--- Start EXERCISE DATA ---

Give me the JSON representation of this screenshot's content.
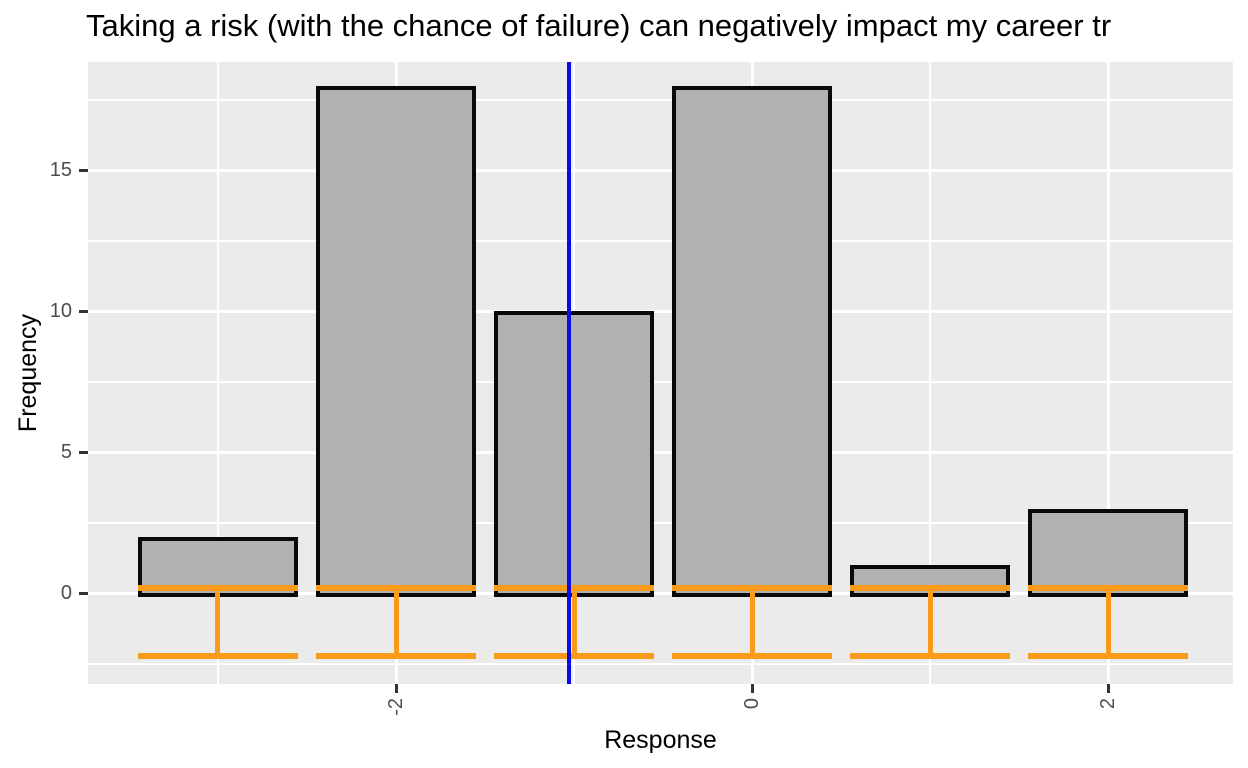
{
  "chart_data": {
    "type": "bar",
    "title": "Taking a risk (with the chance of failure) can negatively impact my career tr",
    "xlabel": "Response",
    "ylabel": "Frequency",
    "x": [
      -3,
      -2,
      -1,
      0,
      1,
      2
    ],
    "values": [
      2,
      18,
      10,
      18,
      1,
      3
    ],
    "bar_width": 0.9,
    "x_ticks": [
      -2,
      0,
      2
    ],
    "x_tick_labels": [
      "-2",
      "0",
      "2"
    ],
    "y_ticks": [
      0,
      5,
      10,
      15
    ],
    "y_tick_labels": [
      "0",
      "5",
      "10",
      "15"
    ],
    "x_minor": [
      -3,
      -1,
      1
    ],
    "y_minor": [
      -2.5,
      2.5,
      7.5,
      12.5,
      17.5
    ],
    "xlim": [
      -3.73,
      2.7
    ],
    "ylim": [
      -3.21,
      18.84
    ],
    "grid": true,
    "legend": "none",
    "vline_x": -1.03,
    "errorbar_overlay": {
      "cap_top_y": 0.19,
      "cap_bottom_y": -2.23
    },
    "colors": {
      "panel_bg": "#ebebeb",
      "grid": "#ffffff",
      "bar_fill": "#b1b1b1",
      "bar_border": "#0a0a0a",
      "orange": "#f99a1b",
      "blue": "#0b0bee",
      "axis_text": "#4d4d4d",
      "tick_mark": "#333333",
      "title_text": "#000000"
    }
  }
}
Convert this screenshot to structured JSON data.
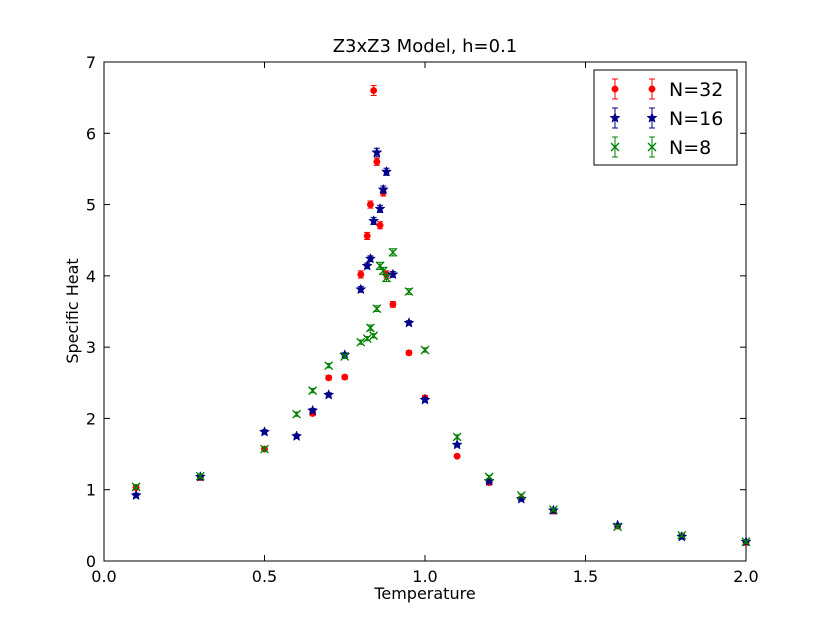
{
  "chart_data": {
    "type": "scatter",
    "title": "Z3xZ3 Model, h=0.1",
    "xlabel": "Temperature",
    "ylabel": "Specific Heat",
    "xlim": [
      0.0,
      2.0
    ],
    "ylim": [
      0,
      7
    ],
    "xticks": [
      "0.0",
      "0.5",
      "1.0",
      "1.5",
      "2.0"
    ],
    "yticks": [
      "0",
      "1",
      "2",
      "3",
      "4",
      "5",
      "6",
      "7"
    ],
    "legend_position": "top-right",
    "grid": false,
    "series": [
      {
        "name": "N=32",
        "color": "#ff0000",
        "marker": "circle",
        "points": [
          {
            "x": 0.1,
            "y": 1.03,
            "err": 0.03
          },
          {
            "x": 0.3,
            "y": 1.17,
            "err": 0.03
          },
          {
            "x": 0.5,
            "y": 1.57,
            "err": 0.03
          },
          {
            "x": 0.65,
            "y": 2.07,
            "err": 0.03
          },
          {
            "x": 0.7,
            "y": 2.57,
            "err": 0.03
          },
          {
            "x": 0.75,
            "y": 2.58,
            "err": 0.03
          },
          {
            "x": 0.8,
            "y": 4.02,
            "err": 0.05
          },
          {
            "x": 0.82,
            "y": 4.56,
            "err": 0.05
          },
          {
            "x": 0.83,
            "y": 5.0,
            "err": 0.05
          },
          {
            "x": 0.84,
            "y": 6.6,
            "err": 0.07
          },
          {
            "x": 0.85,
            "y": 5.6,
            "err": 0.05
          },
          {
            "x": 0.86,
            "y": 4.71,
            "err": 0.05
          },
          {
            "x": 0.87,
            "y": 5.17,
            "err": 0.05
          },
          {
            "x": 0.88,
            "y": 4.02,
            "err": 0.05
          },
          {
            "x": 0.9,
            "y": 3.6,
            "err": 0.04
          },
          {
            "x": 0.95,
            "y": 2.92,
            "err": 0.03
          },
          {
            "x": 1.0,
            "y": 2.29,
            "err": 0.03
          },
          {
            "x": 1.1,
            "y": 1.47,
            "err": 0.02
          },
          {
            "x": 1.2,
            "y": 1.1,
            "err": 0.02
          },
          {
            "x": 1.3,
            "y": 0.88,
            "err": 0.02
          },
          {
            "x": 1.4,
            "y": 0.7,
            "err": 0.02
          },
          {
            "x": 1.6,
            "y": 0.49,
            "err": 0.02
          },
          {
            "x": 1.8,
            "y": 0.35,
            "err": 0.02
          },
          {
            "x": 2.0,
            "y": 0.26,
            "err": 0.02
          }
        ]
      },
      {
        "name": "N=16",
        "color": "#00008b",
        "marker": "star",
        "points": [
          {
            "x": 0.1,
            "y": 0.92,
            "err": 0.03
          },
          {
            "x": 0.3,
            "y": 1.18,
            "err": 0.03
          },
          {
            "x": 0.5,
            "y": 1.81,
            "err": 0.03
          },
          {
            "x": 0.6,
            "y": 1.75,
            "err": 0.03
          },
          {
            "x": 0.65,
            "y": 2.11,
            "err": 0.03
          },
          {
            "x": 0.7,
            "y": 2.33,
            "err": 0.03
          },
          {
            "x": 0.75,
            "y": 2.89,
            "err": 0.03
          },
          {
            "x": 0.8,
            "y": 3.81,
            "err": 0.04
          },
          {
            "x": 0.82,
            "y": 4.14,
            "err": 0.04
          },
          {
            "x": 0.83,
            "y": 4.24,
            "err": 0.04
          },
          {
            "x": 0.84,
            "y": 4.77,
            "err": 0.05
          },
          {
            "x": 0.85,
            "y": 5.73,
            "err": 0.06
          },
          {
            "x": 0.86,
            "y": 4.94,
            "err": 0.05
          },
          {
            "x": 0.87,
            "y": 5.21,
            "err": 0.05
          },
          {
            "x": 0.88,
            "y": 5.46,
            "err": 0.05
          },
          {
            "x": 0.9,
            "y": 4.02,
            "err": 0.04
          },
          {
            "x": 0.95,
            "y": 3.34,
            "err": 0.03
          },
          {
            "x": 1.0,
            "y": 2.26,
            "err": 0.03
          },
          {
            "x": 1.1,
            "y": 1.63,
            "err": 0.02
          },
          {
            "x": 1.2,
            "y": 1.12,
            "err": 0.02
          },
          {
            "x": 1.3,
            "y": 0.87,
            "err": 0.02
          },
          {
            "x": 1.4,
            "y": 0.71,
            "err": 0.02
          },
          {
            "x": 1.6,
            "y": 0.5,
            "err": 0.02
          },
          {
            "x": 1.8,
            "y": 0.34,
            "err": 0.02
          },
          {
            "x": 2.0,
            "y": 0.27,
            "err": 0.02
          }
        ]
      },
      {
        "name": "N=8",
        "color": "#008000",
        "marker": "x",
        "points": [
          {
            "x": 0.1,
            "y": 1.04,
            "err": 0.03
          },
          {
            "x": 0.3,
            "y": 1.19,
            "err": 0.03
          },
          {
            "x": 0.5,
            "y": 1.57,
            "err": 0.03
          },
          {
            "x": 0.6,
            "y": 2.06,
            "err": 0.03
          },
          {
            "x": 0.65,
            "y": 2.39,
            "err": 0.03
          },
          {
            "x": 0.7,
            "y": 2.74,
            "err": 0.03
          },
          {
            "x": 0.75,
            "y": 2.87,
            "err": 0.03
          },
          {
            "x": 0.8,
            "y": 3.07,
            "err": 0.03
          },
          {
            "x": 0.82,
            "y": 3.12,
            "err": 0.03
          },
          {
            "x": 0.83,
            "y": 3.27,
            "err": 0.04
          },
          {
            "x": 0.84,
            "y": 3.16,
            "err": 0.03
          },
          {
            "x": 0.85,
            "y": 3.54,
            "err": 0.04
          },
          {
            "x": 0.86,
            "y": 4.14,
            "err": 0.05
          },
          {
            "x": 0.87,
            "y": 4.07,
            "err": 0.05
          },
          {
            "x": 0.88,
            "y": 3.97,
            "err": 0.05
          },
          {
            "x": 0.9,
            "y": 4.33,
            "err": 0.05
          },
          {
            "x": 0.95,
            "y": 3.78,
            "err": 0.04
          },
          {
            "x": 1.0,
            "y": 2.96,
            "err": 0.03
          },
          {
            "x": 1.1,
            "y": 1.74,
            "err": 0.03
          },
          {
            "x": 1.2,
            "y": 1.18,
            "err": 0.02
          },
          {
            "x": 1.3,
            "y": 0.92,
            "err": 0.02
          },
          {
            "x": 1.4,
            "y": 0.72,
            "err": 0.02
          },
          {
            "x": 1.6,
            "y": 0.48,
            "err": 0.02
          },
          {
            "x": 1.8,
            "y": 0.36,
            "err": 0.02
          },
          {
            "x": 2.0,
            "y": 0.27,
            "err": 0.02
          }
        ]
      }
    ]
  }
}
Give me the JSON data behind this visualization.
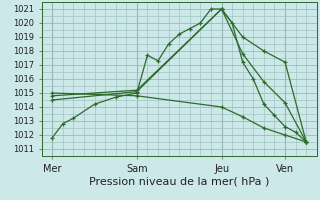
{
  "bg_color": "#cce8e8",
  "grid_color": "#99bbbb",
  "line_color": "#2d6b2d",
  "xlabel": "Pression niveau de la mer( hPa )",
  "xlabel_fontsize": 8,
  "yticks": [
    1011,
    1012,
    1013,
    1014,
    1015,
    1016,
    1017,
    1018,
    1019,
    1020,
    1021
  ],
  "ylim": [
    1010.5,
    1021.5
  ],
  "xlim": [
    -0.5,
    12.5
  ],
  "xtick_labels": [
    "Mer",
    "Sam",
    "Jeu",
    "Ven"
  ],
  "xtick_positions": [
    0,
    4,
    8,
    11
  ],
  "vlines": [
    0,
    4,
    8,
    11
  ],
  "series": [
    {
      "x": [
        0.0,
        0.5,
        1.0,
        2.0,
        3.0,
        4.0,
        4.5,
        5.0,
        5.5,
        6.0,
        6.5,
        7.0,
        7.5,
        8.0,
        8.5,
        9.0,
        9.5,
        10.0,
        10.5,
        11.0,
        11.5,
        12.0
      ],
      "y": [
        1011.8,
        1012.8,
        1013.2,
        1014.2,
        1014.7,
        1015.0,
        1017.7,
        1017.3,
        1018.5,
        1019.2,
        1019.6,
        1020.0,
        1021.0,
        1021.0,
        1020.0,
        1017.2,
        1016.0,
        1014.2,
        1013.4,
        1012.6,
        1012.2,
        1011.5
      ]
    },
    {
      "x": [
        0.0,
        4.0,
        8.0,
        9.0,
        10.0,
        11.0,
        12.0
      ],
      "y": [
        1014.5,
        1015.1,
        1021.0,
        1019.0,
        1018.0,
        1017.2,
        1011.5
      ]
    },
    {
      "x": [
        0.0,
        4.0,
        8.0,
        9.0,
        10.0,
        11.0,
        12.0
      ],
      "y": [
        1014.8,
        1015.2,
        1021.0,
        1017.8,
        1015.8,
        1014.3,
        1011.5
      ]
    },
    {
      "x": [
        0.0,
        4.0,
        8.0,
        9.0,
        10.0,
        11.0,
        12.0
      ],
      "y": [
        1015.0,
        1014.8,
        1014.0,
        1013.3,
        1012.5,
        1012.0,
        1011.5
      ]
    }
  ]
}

--- End EXERCISE DATA ---

> EXERCISE REQUIREMENTS
Find how many of the lines above have the word "screenshot" in them. State only that number.

> RESPONSE
2